## PASSAGE TO READ:
+++

Collect your important papers and store them in a safe place — for example, a fireproof box, or a safety deposit box.
Keep a list of emergency phone numbers (including 911, poison prevention line, doctors, relatives, neighbours and friends) close to the phone. Make sure your children are aware of the list.
Besides doing regular maintenance and repairing your home, you might also want to consider renovating or making improvements. These changes will not only make the home more pleasant for you to live in, they may also increase its value.
How Much is Just Right?
When planning renovations, be careful not to go overboard unless you plan to stay in your home for many years. If you are planning to sell your house, make sure that your changes won’t make your home worth a lot more than the other homes around you. The value of your home is closely related to the other homes in your area.
- Learn who “The Players” are in a Real Estate transaction so that you will know who is responsible for what.
- Get your financial picture in focus as soon as possible. Get a copy of your Credit Score to see if there are problems or discrepancies that you need to deal with it.
- Familiarize yourself with the mortgage process.

+++

## DATA SEGMENT:
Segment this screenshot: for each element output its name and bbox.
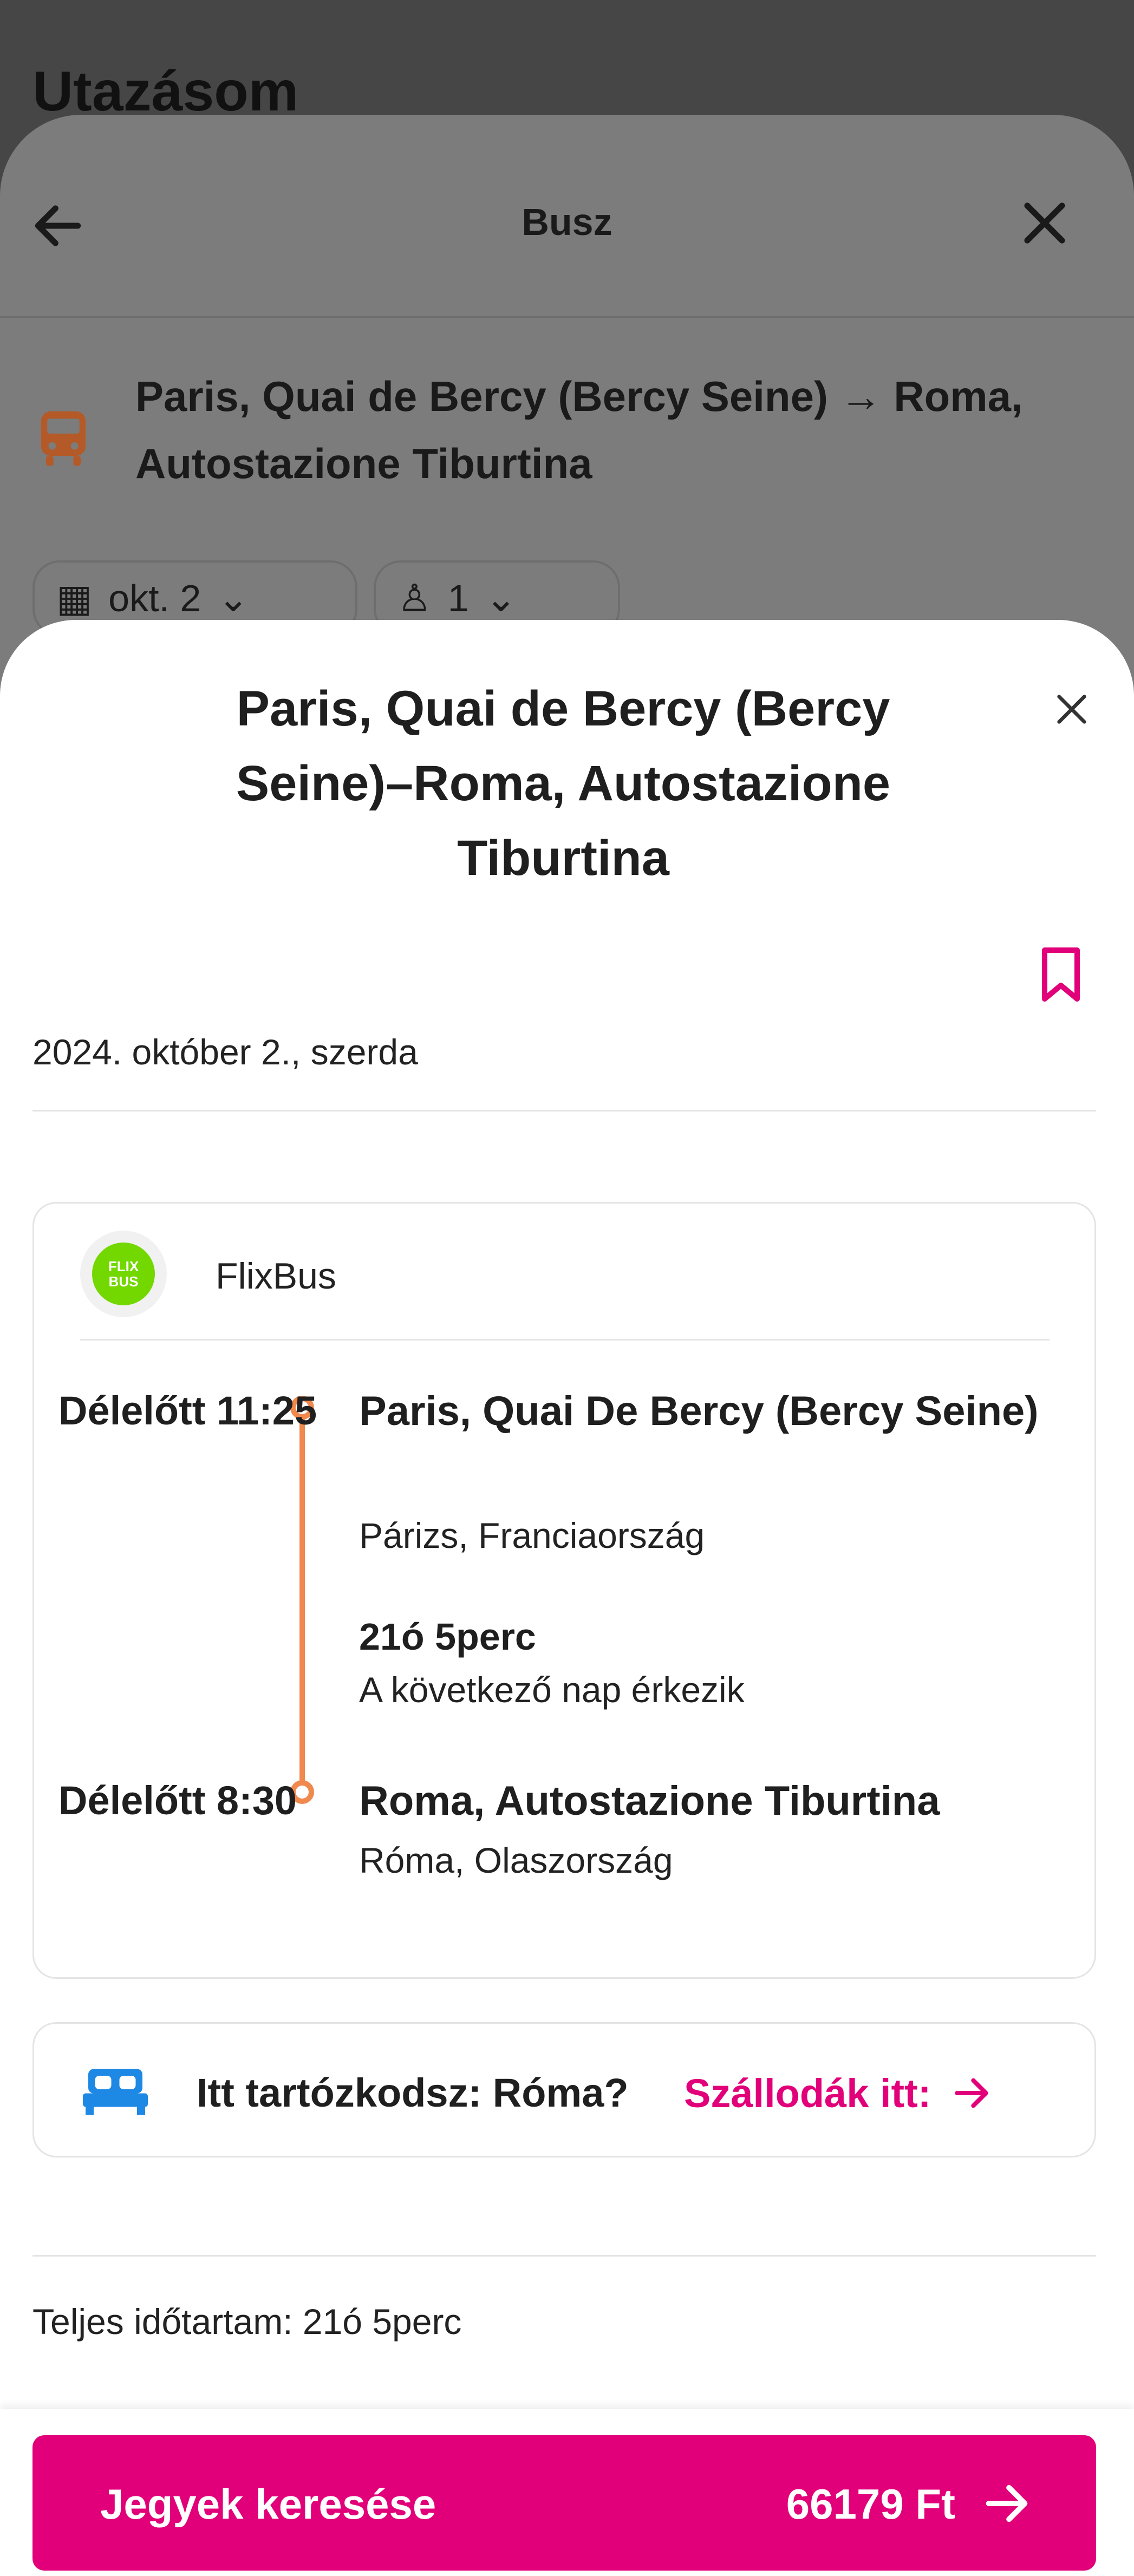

+++

## GIVEN TASK 1:
Decide whether each statement agrees with the homeowner tips: (a) a fireproof box is one suggested place for important papers; (b) large renovations are advised no matter how long you plan to stay in the home; (c) a home's value is closely tied to other homes in the area. For each, give yes or no and quote the deciding words.
## GIVEN TASK 2:
List every entry the homeowner tips name for the emergency phone list.
## GIVEN TASK 3:
According to the homeowner tips, what should you get a copy of to check for problems or discrepancies?

## WRITTEN RESPONSE 1:
(a) Yes: "for example, a fireproof box, or a safety deposit box."
(b) No: "be careful not to go overboard unless you plan to stay in your home for many years."
(c) Yes: "The value of your home is closely related to the other homes in your area."

## WRITTEN RESPONSE 2:
911, poison prevention line, doctors, relatives, neighbours, friends

## WRITTEN RESPONSE 3:
Your Credit Score.